▶ [Set exercise] Every record below is to be retyped exactly.

>> START Provided entries

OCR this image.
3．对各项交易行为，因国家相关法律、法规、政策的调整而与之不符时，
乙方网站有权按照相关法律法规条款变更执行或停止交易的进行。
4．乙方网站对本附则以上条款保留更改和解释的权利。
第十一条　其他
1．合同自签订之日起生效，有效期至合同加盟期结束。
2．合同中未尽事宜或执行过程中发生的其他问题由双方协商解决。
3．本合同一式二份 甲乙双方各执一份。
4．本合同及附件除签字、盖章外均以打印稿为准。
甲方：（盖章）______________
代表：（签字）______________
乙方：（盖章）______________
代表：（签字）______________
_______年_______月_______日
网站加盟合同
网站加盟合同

>> END Provided entries

▶ [Reply to the task]
OCR this image.
3．对各项交易行为，因国家相关法律、法规、政策的调整而与之不符时，
乙方网站有权按照相关法律法规条款变更执行或停止交易的进行。
4．乙方网站对本附则以上条款保留更改和解释的权利。
第十一条　其他
1．合同自签订之日起生效，有效期至合同加盟期结束。
2．合同中未尽事宜或执行过程中发生的其他问题由双方协商解决。
3．本合同一式二份 甲乙双方各执一份。
4．本合同及附件除签字、盖章外均以打印稿为准。
甲方：（盖章）______________
代表：（签字）______________
乙方：（盖章）______________
代表：（签字）______________
_______年_______月_______日
网站加盟合同
网站加盟合同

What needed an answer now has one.